§ Goal: Look through the data below. Collect every line where the word "JSON" occurs.

[Data items]
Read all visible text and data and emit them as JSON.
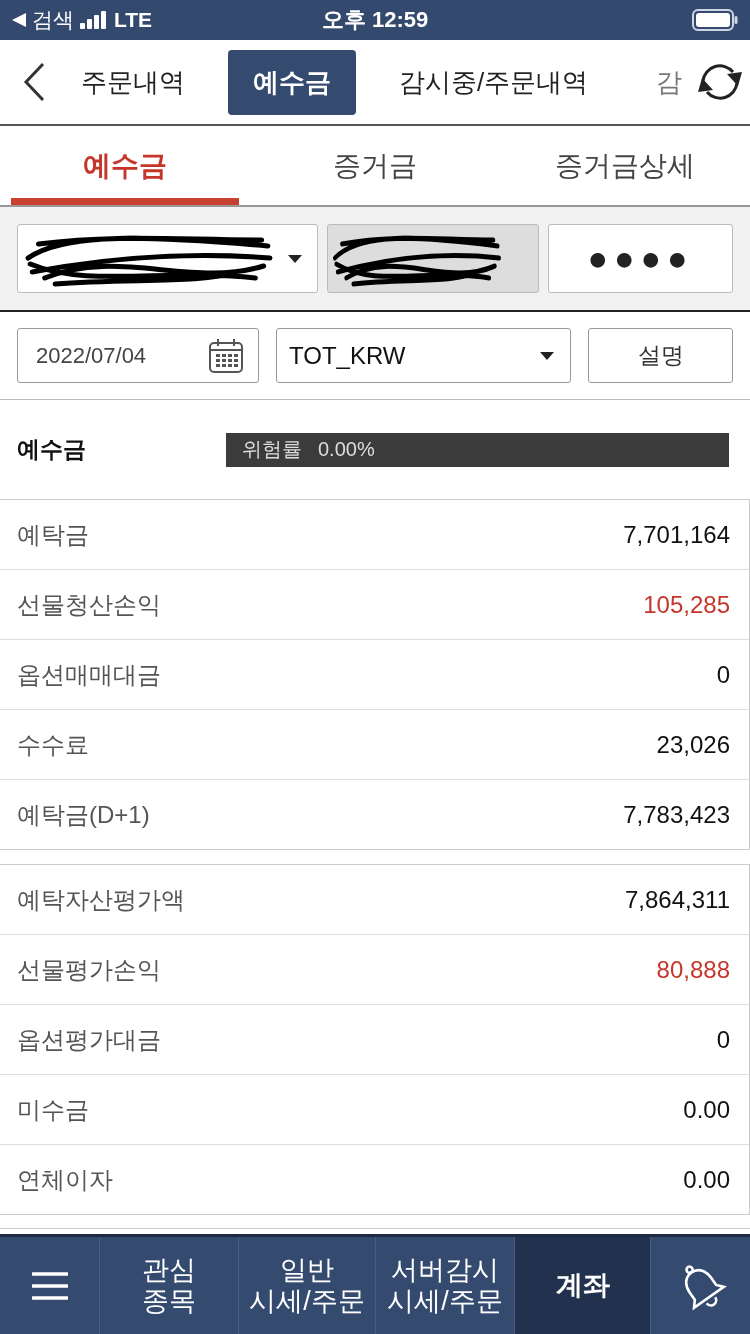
{
  "status_bar": {
    "back_app": "검색",
    "network": "LTE",
    "time": "오후 12:59"
  },
  "top_tabs": [
    {
      "label": "주문내역",
      "selected": false
    },
    {
      "label": "예수금",
      "selected": true
    },
    {
      "label": "감시중/주문내역",
      "selected": false
    },
    {
      "label": "감",
      "selected": false
    }
  ],
  "sub_tabs": [
    {
      "label": "예수금",
      "selected": true
    },
    {
      "label": "증거금",
      "selected": false
    },
    {
      "label": "증거금상세",
      "selected": false
    }
  ],
  "account_row": [
    {
      "kind": "select",
      "redacted": true
    },
    {
      "kind": "readonly",
      "redacted": true
    },
    {
      "kind": "password",
      "value": "●●●●"
    }
  ],
  "query_row": {
    "date": {
      "value": "2022/07/04"
    },
    "currency": {
      "value": "TOT_KRW"
    },
    "help_button": {
      "label": "설명"
    }
  },
  "summary": {
    "title": "예수금",
    "risk": {
      "label": "위험률",
      "value": "0.00%"
    }
  },
  "tables": [
    [
      {
        "label": "예탁금",
        "value": "7,701,164",
        "color": "#111111"
      },
      {
        "label": "선물청산손익",
        "value": "105,285",
        "color": "#c5362a"
      },
      {
        "label": "옵션매매대금",
        "value": "0",
        "color": "#111111"
      },
      {
        "label": "수수료",
        "value": "23,026",
        "color": "#111111"
      },
      {
        "label": "예탁금(D+1)",
        "value": "7,783,423",
        "color": "#111111"
      }
    ],
    [
      {
        "label": "예탁자산평가액",
        "value": "7,864,311",
        "color": "#111111"
      },
      {
        "label": "선물평가손익",
        "value": "80,888",
        "color": "#c5362a"
      },
      {
        "label": "옵션평가대금",
        "value": "0",
        "color": "#111111"
      },
      {
        "label": "미수금",
        "value": "0.00",
        "color": "#111111"
      },
      {
        "label": "연체이자",
        "value": "0.00",
        "color": "#111111"
      }
    ]
  ],
  "bottom_nav": [
    {
      "kind": "menu",
      "selected": false
    },
    {
      "kind": "text",
      "label": "관심\n종목",
      "selected": false
    },
    {
      "kind": "text",
      "label": "일반\n시세/주문",
      "selected": false
    },
    {
      "kind": "text",
      "label": "서버감시\n시세/주문",
      "selected": false
    },
    {
      "kind": "text",
      "label": "계좌",
      "selected": true
    },
    {
      "kind": "bell",
      "selected": false
    }
  ]
}
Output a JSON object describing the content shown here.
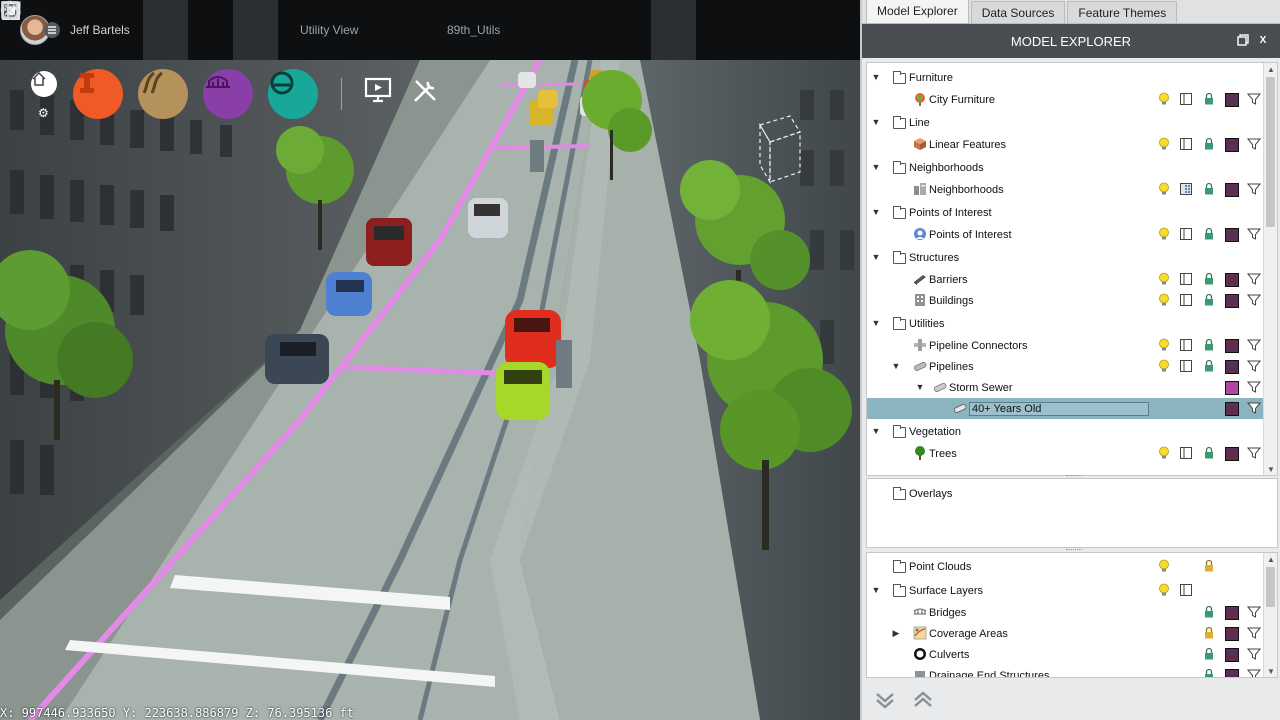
{
  "toolbar": {
    "user_name": "Jeff Bartels",
    "view_label": "Utility View",
    "project_label": "89th_Utils"
  },
  "colors": {
    "tool_orange": "#f05a24",
    "tool_tan": "#b5915c",
    "tool_purple": "#8a3fa8",
    "tool_teal": "#17a89a",
    "pipeline_pink": "#e38ae6",
    "panel_header": "#4a4e52",
    "layer_swatch": "#5a2f52",
    "layer_swatch_bright": "#b246a0",
    "selection": "#8ab4c0"
  },
  "status": {
    "coordinates": "X: 997446.933650  Y: 223638.886879  Z: 76.395136 ft"
  },
  "panel": {
    "tabs": [
      {
        "label": "Model Explorer",
        "active": true
      },
      {
        "label": "Data Sources",
        "active": false
      },
      {
        "label": "Feature Themes",
        "active": false
      }
    ],
    "title": "MODEL EXPLORER",
    "close_label": "X",
    "tree": [
      {
        "label": "Furniture",
        "level": 0,
        "kind": "folder",
        "expanded": true
      },
      {
        "label": "City Furniture",
        "level": 1,
        "kind": "layer",
        "icon": "city-furniture-icon",
        "controls": [
          "bulb",
          "book",
          "lock",
          "swatch",
          "filter"
        ]
      },
      {
        "label": "Line",
        "level": 0,
        "kind": "folder",
        "expanded": true
      },
      {
        "label": "Linear Features",
        "level": 1,
        "kind": "layer",
        "icon": "linear-features-icon",
        "controls": [
          "bulb",
          "book",
          "lock",
          "swatch",
          "filter"
        ]
      },
      {
        "label": "Neighborhoods",
        "level": 0,
        "kind": "folder",
        "expanded": true
      },
      {
        "label": "Neighborhoods",
        "level": 1,
        "kind": "layer",
        "icon": "neighborhoods-icon",
        "controls": [
          "bulb",
          "book-grid",
          "lock",
          "swatch",
          "filter"
        ]
      },
      {
        "label": "Points of Interest",
        "level": 0,
        "kind": "folder",
        "expanded": true
      },
      {
        "label": "Points of Interest",
        "level": 1,
        "kind": "layer",
        "icon": "poi-icon",
        "controls": [
          "bulb",
          "book",
          "lock",
          "swatch",
          "filter"
        ]
      },
      {
        "label": "Structures",
        "level": 0,
        "kind": "folder",
        "expanded": true
      },
      {
        "label": "Barriers",
        "level": 1,
        "kind": "layer",
        "icon": "barriers-icon",
        "controls": [
          "bulb",
          "book",
          "lock",
          "swatch",
          "filter"
        ]
      },
      {
        "label": "Buildings",
        "level": 1,
        "kind": "layer",
        "icon": "buildings-icon",
        "controls": [
          "bulb",
          "book",
          "lock",
          "swatch",
          "filter"
        ]
      },
      {
        "label": "Utilities",
        "level": 0,
        "kind": "folder",
        "expanded": true
      },
      {
        "label": "Pipeline Connectors",
        "level": 1,
        "kind": "layer",
        "icon": "pipeline-connectors-icon",
        "controls": [
          "bulb",
          "book",
          "lock",
          "swatch",
          "filter"
        ]
      },
      {
        "label": "Pipelines",
        "level": 1,
        "kind": "layer",
        "icon": "pipelines-icon",
        "expanded": true,
        "controls": [
          "bulb",
          "book",
          "lock",
          "swatch",
          "filter"
        ]
      },
      {
        "label": "Storm Sewer",
        "level": 2,
        "kind": "layer",
        "icon": "storm-sewer-icon",
        "expanded": true,
        "controls": [
          "swatch-bright",
          "filter"
        ]
      },
      {
        "label": "40+ Years Old",
        "level": 3,
        "kind": "layer",
        "icon": "pipe-segment-icon",
        "selected": true,
        "controls": [
          "swatch",
          "filter"
        ]
      },
      {
        "label": "Vegetation",
        "level": 0,
        "kind": "folder",
        "expanded": true
      },
      {
        "label": "Trees",
        "level": 1,
        "kind": "layer",
        "icon": "trees-icon",
        "controls": [
          "bulb",
          "book",
          "lock",
          "swatch",
          "filter"
        ]
      }
    ],
    "overlays": [
      {
        "label": "Overlays",
        "kind": "folder"
      }
    ],
    "tree_bottom": [
      {
        "label": "Point Clouds",
        "level": 0,
        "kind": "folder",
        "controls": [
          "bulb",
          "lock-gold"
        ]
      },
      {
        "label": "Surface Layers",
        "level": 0,
        "kind": "folder",
        "expanded": true,
        "controls": [
          "bulb",
          "book"
        ]
      },
      {
        "label": "Bridges",
        "level": 1,
        "kind": "layer",
        "icon": "bridges-icon",
        "controls": [
          "lock",
          "swatch",
          "filter"
        ]
      },
      {
        "label": "Coverage Areas",
        "level": 1,
        "kind": "layer",
        "icon": "coverage-areas-icon",
        "collapsed": true,
        "controls": [
          "lock-gold",
          "swatch",
          "filter"
        ]
      },
      {
        "label": "Culverts",
        "level": 1,
        "kind": "layer",
        "icon": "culverts-icon",
        "controls": [
          "lock",
          "swatch",
          "filter"
        ]
      },
      {
        "label": "Drainage End Structures",
        "level": 1,
        "kind": "layer",
        "icon": "drainage-icon",
        "controls": [
          "lock",
          "swatch",
          "filter"
        ]
      }
    ]
  }
}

§ Exercise answer:
Read all visible text and data and emit them as JSON.
Output a JSON object describing the content shown here.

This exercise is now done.